───── Supplied records
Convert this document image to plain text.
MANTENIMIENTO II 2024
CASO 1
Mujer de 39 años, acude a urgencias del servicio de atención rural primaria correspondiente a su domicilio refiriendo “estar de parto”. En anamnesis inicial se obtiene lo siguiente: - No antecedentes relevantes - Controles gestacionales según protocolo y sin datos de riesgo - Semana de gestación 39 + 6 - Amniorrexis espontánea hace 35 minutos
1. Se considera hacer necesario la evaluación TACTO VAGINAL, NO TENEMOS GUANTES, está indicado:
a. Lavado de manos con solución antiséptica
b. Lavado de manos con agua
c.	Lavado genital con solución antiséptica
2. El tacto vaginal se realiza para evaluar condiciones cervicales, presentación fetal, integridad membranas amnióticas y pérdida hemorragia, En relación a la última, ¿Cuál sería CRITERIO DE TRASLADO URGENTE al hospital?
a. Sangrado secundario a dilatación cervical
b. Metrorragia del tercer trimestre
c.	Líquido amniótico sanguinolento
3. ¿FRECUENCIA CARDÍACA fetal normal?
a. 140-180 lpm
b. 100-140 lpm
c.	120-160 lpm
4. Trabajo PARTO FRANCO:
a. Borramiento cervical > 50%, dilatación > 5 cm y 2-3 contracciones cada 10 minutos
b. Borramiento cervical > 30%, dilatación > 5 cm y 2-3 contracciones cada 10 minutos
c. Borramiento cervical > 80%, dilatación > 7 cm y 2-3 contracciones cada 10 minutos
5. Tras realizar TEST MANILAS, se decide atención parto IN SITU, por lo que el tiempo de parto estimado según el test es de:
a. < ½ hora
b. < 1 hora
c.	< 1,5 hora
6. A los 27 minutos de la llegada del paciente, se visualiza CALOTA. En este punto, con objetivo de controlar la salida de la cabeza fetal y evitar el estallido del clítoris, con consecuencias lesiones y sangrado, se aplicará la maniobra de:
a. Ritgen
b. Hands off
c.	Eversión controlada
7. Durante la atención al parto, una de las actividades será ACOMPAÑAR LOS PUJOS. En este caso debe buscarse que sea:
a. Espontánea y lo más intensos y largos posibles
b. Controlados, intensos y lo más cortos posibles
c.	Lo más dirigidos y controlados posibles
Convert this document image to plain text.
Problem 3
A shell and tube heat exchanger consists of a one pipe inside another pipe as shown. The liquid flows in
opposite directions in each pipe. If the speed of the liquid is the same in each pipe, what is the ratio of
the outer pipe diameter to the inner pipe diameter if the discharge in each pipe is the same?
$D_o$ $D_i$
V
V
──────────
───── Supplied records
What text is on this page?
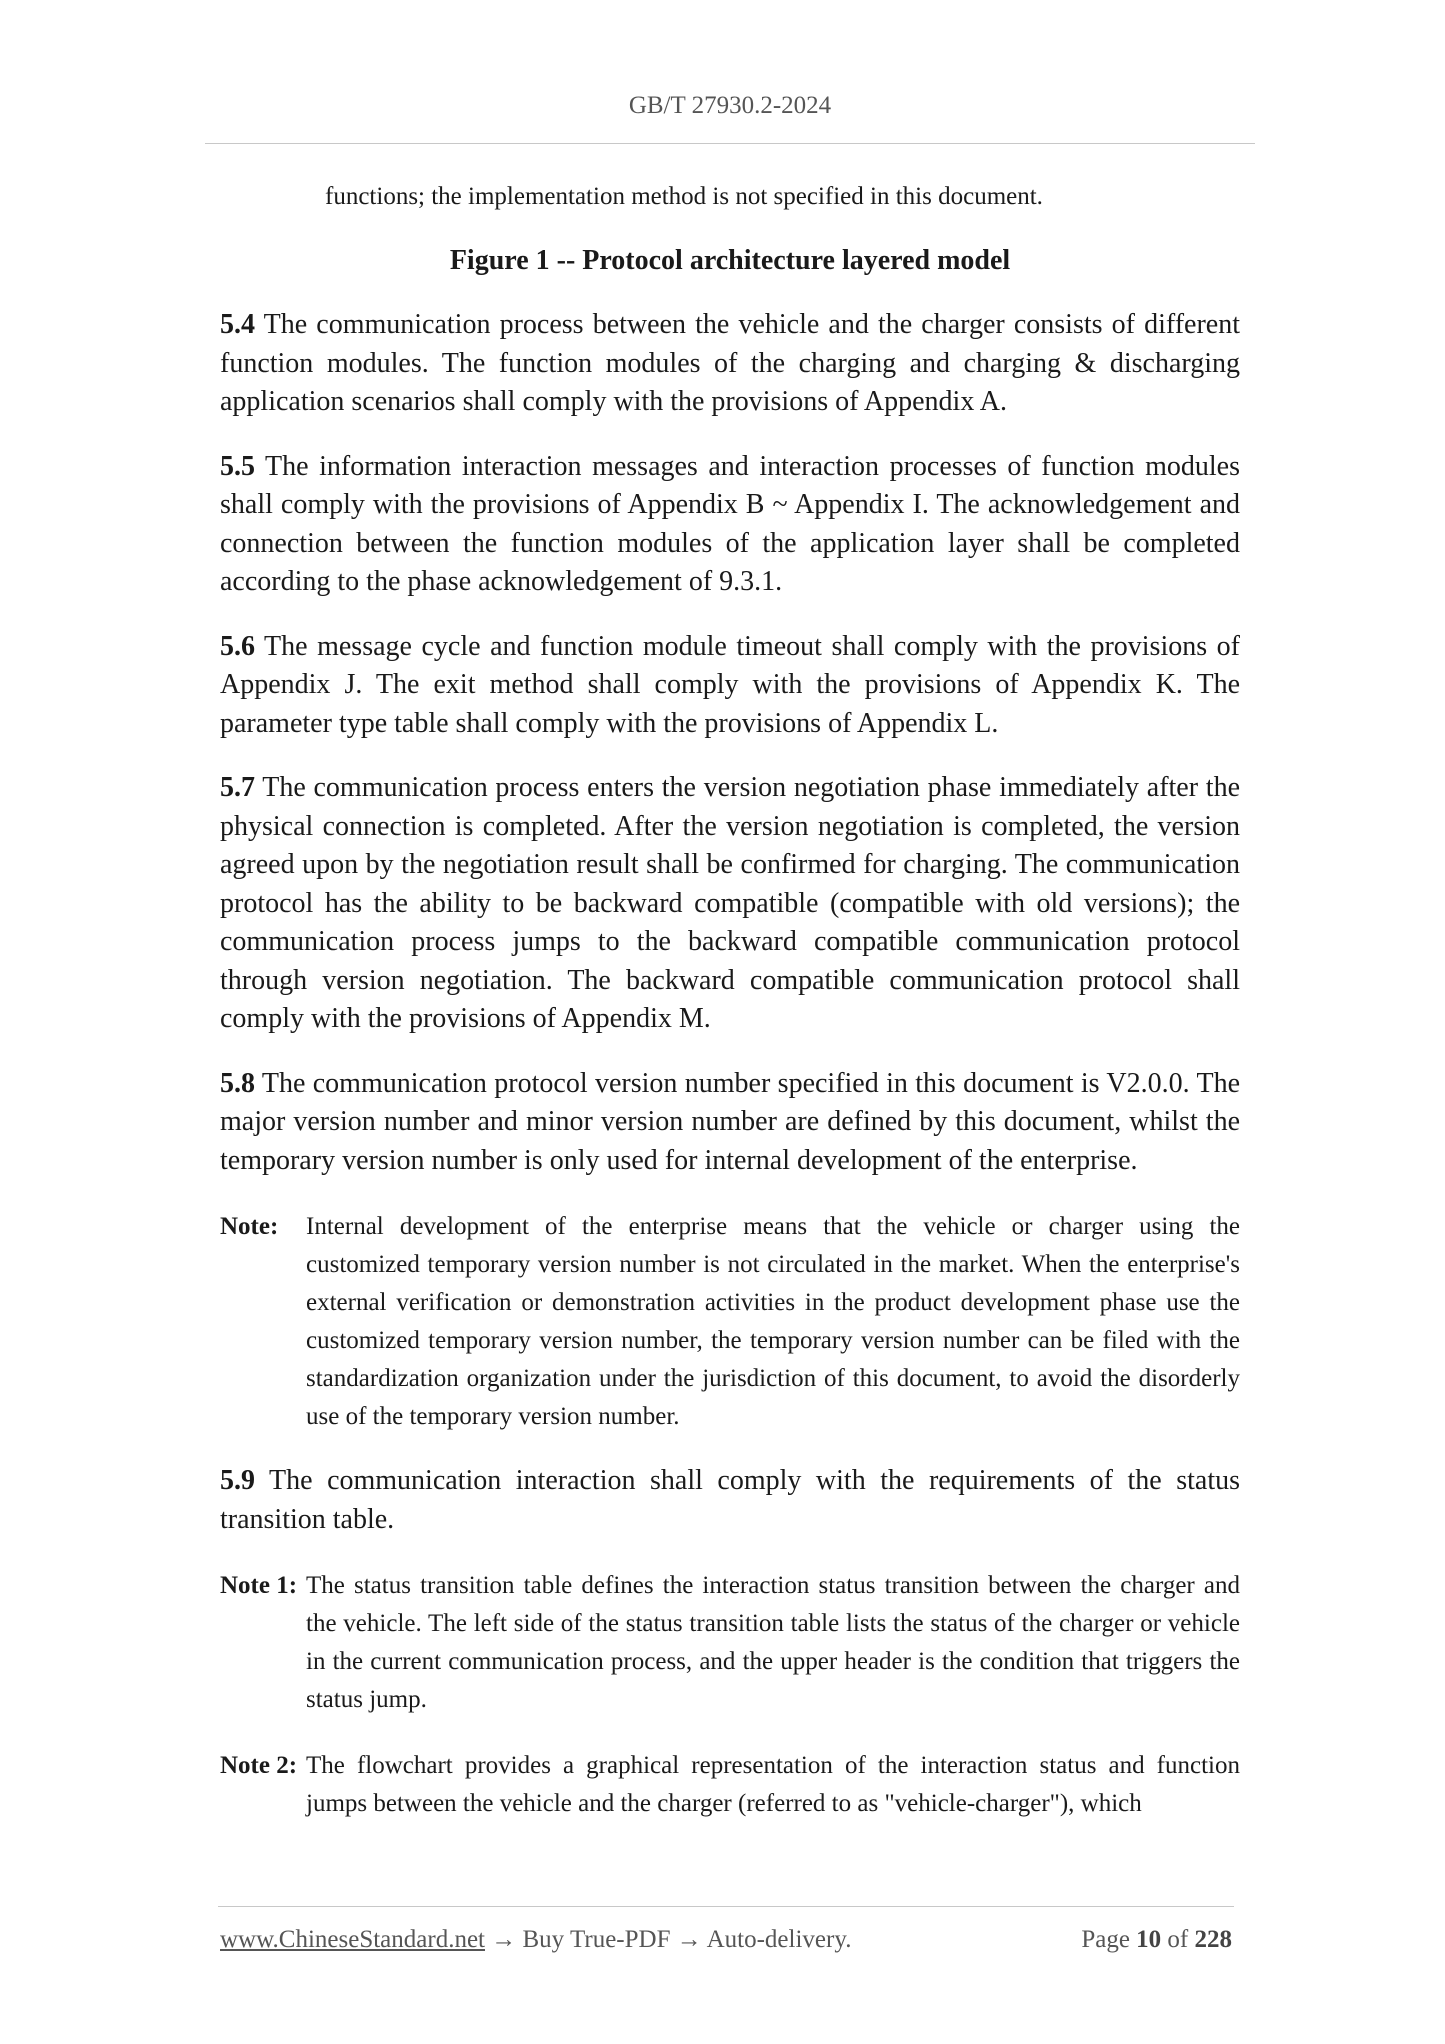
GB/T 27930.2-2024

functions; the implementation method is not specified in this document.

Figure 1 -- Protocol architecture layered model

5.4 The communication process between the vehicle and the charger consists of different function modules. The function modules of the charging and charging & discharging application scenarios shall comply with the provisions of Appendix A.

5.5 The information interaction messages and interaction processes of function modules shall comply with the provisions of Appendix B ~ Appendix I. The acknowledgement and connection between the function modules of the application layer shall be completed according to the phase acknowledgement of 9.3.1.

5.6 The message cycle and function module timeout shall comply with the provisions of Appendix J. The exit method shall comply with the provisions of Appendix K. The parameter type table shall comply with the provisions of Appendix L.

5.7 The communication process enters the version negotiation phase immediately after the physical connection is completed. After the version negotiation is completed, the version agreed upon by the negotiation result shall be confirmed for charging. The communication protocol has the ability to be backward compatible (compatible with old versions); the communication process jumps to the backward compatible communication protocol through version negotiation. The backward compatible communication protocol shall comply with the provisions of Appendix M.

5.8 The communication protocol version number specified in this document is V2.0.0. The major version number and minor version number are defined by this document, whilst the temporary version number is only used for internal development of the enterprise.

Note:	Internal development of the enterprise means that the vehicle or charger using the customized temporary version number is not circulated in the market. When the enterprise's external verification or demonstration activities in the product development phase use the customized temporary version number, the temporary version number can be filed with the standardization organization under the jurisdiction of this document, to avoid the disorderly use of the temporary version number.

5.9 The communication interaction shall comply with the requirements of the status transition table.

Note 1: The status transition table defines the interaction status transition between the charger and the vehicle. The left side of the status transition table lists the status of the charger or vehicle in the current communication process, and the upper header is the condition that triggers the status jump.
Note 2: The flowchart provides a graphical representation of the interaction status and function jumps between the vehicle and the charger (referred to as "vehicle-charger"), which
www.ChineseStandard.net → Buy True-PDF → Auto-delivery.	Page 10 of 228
──────────
Exercise: Pick out, from the lines above, every one that contains the string "solución".

Response to this task:
a. Lavado de manos con solución antiséptica
c.	Lavado genital con solución antiséptica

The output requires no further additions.